(Stored data entries)
_ _ _ _

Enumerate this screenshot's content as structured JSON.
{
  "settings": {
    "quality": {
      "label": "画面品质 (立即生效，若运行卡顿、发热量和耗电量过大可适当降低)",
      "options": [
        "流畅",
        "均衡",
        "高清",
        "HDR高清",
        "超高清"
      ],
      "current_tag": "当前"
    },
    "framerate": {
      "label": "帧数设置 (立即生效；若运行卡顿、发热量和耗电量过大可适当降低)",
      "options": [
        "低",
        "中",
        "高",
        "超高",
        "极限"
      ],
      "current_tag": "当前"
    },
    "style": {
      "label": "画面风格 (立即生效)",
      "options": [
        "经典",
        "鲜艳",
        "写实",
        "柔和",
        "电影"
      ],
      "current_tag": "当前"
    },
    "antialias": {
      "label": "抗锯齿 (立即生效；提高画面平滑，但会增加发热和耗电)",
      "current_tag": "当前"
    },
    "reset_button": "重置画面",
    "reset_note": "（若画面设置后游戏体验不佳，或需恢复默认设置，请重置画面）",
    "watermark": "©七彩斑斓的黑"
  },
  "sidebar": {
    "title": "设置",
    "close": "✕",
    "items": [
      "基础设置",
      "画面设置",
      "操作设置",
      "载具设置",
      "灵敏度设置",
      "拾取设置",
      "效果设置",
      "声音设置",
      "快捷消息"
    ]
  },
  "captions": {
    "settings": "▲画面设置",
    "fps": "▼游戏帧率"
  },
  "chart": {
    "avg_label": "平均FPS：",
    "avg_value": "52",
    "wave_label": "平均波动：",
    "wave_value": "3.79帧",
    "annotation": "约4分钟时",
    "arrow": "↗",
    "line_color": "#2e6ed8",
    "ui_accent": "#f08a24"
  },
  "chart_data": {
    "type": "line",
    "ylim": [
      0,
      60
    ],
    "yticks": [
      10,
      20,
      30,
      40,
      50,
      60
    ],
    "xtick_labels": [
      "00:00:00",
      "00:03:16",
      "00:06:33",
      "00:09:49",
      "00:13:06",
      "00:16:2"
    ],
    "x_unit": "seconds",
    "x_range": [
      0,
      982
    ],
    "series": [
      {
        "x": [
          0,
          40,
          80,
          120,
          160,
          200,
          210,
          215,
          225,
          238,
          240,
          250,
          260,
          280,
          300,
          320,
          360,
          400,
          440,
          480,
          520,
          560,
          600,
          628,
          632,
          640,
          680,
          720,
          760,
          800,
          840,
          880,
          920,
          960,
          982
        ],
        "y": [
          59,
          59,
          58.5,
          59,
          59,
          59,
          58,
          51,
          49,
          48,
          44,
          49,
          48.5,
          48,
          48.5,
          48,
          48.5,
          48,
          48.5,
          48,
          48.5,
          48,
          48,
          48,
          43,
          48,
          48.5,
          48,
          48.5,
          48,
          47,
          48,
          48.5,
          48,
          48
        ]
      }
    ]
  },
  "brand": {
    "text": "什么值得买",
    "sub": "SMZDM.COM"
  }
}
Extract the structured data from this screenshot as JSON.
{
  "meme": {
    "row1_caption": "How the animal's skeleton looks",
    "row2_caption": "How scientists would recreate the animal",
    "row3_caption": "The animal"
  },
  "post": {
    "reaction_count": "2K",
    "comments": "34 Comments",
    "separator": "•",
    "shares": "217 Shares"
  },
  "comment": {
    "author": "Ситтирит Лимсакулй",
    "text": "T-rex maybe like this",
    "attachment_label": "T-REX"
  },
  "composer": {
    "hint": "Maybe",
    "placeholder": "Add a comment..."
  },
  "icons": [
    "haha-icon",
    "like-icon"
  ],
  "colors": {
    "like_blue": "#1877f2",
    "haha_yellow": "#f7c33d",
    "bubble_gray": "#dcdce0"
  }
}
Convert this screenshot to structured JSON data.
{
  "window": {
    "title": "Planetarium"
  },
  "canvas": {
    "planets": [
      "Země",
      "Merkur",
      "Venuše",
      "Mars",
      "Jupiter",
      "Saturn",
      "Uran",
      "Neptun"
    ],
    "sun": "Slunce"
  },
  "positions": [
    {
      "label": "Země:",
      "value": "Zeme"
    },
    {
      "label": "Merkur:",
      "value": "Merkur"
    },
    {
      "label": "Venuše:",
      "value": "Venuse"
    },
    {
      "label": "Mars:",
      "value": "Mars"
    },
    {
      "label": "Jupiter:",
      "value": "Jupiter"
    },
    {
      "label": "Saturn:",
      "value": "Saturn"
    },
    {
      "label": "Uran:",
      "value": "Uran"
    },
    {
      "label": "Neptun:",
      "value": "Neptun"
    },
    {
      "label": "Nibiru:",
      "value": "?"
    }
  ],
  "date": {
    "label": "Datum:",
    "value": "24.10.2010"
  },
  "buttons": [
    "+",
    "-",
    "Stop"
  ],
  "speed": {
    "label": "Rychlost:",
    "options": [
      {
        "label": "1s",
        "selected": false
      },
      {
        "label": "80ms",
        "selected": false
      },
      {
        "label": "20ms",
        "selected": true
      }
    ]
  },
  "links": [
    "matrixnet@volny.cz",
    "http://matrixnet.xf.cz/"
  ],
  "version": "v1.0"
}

_ _ _ _

• **Exercise prompt**:
Quote each line of the data above exactly as written.

• **Task output**:
Enumerate this screenshot's content as structured JSON.
{
  "settings": {
    "quality": {
      "label": "画面品质 (立即生效，若运行卡顿、发热量和耗电量过大可适当降低)",
      "options": [
        "流畅",
        "均衡",
        "高清",
        "HDR高清",
        "超高清"
      ],
      "current_tag": "当前"
    },
    "framerate": {
      "label": "帧数设置 (立即生效；若运行卡顿、发热量和耗电量过大可适当降低)",
      "options": [
        "低",
        "中",
        "高",
        "超高",
        "极限"
      ],
      "current_tag": "当前"
    },
    "style": {
      "label": "画面风格 (立即生效)",
      "options": [
        "经典",
        "鲜艳",
        "写实",
        "柔和",
        "电影"
      ],
      "current_tag": "当前"
    },
    "antialias": {
      "label": "抗锯齿 (立即生效；提高画面平滑，但会增加发热和耗电)",
      "current_tag": "当前"
    },
    "reset_button": "重置画面",
    "reset_note": "（若画面设置后游戏体验不佳，或需恢复默认设置，请重置画面）",
    "watermark": "©七彩斑斓的黑"
  },
  "sidebar": {
    "title": "设置",
    "close": "✕",
    "items": [
      "基础设置",
      "画面设置",
      "操作设置",
      "载具设置",
      "灵敏度设置",
      "拾取设置",
      "效果设置",
      "声音设置",
      "快捷消息"
    ]
  },
  "captions": {
    "settings": "▲画面设置",
    "fps": "▼游戏帧率"
  },
  "chart": {
    "avg_label": "平均FPS：",
    "avg_value": "52",
    "wave_label": "平均波动：",
    "wave_value": "3.79帧",
    "annotation": "约4分钟时",
    "arrow": "↗",
    "line_color": "#2e6ed8",
    "ui_accent": "#f08a24"
  },
  "chart_data": {
    "type": "line",
    "ylim": [
      0,
      60
    ],
    "yticks": [
      10,
      20,
      30,
      40,
      50,
      60
    ],
    "xtick_labels": [
      "00:00:00",
      "00:03:16",
      "00:06:33",
      "00:09:49",
      "00:13:06",
      "00:16:2"
    ],
    "x_unit": "seconds",
    "x_range": [
      0,
      982
    ],
    "series": [
      {
        "x": [
          0,
          40,
          80,
          120,
          160,
          200,
          210,
          215,
          225,
          238,
          240,
          250,
          260,
          280,
          300,
          320,
          360,
          400,
          440,
          480,
          520,
          560,
          600,
          628,
          632,
          640,
          680,
          720,
          760,
          800,
          840,
          880,
          920,
          960,
          982
        ],
        "y": [
          59,
          59,
          58.5,
          59,
          59,
          59,
          58,
          51,
          49,
          48,
          44,
          49,
          48.5,
          48,
          48.5,
          48,
          48.5,
          48,
          48.5,
          48,
          48.5,
          48,
          48,
          48,
          43,
          48,
          48.5,
          48,
          48.5,
          48,
          47,
          48,
          48.5,
          48,
          48
        ]
      }
    ]
  },
  "brand": {
    "text": "什么值得买",
    "sub": "SMZDM.COM"
  }
}
Extract the structured data from this screenshot as JSON.
{
  "meme": {
    "row1_caption": "How the animal's skeleton looks",
    "row2_caption": "How scientists would recreate the animal",
    "row3_caption": "The animal"
  },
  "post": {
    "reaction_count": "2K",
    "comments": "34 Comments",
    "separator": "•",
    "shares": "217 Shares"
  },
  "comment": {
    "author": "Ситтирит Лимсакулй",
    "text": "T-rex maybe like this",
    "attachment_label": "T-REX"
  },
  "composer": {
    "hint": "Maybe",
    "placeholder": "Add a comment..."
  },
  "icons": [
    "haha-icon",
    "like-icon"
  ],
  "colors": {
    "like_blue": "#1877f2",
    "haha_yellow": "#f7c33d",
    "bubble_gray": "#dcdce0"
  }
}
Convert this screenshot to structured JSON data.
{
  "window": {
    "title": "Planetarium"
  },
  "canvas": {
    "planets": [
      "Země",
      "Merkur",
      "Venuše",
      "Mars",
      "Jupiter",
      "Saturn",
      "Uran",
      "Neptun"
    ],
    "sun": "Slunce"
  },
  "positions": [
    {
      "label": "Země:",
      "value": "Zeme"
    },
    {
      "label": "Merkur:",
      "value": "Merkur"
    },
    {
      "label": "Venuše:",
      "value": "Venuse"
    },
    {
      "label": "Mars:",
      "value": "Mars"
    },
    {
      "label": "Jupiter:",
      "value": "Jupiter"
    },
    {
      "label": "Saturn:",
      "value": "Saturn"
    },
    {
      "label": "Uran:",
      "value": "Uran"
    },
    {
      "label": "Neptun:",
      "value": "Neptun"
    },
    {
      "label": "Nibiru:",
      "value": "?"
    }
  ],
  "date": {
    "label": "Datum:",
    "value": "24.10.2010"
  },
  "buttons": [
    "+",
    "-",
    "Stop"
  ],
  "speed": {
    "label": "Rychlost:",
    "options": [
      {
        "label": "1s",
        "selected": false
      },
      {
        "label": "80ms",
        "selected": false
      },
      {
        "label": "20ms",
        "selected": true
      }
    ]
  },
  "links": [
    "matrixnet@volny.cz",
    "http://matrixnet.xf.cz/"
  ],
  "version": "v1.0"
}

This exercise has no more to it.